TASK TO COMPLETE:
Find each line holding the word "Organización" and give the total alone.

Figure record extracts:

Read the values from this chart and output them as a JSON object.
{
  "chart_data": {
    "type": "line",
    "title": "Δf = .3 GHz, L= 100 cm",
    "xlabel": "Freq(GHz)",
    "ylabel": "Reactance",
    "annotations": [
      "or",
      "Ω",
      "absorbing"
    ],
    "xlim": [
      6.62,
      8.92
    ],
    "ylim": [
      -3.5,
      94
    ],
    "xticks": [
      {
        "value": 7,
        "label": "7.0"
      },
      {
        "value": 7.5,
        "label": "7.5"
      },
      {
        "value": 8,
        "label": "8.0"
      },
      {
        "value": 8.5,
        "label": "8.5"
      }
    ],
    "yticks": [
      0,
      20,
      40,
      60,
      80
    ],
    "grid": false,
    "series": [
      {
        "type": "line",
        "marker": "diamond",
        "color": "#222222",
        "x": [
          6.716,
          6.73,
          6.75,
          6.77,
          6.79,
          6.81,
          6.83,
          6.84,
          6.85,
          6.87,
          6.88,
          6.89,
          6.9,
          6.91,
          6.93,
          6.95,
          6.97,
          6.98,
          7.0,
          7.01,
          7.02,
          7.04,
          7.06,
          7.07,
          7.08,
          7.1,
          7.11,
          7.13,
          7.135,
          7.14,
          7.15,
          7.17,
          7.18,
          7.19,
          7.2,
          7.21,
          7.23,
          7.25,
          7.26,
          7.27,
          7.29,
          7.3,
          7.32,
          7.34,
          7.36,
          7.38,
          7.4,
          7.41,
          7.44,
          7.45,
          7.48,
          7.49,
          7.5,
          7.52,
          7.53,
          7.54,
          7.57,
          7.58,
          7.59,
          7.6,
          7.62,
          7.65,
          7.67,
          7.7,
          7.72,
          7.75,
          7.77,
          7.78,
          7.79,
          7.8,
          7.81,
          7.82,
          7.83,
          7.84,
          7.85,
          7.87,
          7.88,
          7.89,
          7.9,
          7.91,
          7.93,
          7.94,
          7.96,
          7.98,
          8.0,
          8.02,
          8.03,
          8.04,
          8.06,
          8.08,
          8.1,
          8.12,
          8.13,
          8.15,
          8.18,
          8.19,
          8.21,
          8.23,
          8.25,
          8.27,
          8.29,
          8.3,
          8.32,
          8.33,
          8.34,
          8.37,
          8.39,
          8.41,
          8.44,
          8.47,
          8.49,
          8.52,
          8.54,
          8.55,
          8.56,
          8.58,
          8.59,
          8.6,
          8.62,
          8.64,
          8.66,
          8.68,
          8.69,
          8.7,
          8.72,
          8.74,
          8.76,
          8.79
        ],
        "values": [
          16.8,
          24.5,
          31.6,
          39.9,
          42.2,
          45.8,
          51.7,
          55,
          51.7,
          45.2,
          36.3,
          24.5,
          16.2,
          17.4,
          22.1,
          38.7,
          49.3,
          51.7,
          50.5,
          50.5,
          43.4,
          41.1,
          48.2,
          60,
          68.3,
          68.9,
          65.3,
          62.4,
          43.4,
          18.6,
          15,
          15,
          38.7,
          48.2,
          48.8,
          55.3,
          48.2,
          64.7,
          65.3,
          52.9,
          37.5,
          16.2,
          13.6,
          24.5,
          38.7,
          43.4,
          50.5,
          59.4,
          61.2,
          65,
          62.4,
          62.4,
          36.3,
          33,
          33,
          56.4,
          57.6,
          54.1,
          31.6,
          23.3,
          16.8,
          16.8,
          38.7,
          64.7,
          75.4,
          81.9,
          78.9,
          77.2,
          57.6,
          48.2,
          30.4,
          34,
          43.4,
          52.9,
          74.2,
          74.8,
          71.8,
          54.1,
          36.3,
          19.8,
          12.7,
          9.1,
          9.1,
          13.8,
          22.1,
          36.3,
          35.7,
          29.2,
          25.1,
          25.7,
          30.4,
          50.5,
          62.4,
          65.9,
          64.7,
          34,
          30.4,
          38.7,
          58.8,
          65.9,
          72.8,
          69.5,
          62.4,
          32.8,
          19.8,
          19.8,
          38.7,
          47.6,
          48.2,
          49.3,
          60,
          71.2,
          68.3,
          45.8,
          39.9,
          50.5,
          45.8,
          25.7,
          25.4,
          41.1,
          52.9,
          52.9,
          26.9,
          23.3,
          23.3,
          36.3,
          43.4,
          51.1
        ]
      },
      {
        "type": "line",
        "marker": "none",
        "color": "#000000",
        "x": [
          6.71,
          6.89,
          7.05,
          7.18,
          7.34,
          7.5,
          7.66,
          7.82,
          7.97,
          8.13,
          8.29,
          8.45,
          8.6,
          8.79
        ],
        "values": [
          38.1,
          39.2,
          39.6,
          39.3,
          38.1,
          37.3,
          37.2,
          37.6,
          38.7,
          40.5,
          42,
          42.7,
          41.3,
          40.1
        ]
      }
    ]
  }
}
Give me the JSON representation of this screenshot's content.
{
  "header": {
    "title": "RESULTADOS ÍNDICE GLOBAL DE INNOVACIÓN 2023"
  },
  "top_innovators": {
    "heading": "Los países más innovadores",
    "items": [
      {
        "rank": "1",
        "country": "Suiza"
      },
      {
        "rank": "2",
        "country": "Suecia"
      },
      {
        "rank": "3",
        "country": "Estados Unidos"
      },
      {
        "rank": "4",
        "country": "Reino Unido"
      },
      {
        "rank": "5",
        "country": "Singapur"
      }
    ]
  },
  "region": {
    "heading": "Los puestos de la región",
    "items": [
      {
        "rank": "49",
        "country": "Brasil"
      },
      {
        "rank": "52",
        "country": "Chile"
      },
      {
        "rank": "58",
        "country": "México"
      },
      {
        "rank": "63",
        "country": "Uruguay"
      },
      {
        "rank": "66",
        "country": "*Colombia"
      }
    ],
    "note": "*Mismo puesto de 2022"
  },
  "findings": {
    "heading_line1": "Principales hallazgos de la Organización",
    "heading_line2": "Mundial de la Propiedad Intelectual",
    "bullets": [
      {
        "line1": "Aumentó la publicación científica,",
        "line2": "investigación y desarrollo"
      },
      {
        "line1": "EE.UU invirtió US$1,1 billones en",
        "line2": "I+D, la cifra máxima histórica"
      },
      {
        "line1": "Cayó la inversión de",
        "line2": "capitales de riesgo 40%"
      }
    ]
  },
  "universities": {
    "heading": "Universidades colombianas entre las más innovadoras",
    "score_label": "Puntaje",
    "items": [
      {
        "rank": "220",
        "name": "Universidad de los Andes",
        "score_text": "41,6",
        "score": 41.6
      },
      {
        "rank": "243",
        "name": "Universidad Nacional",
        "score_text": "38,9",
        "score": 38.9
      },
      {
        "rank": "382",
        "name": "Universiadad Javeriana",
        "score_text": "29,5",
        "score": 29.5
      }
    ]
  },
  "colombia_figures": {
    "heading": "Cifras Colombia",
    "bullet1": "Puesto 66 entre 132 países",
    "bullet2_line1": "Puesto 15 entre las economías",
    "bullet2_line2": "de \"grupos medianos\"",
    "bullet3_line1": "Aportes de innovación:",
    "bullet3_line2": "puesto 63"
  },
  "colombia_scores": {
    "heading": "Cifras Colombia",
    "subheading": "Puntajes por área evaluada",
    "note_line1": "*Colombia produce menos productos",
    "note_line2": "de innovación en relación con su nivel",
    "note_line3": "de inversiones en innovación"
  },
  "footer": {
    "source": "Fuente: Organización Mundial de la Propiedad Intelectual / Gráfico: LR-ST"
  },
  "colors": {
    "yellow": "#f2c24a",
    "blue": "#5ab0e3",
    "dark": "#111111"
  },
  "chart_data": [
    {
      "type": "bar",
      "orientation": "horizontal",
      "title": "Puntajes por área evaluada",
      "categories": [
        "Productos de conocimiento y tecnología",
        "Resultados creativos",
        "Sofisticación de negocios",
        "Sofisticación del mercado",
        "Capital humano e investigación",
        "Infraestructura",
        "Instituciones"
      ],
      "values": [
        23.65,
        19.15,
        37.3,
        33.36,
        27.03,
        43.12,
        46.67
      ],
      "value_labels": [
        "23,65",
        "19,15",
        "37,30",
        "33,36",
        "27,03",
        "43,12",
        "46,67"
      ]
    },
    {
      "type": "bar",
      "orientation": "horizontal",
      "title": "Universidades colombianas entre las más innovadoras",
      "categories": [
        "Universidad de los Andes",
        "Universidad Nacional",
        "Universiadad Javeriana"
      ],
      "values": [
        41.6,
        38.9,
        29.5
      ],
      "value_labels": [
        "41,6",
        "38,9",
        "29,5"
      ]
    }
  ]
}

RESPONSE TO THIS EXERCISE:
2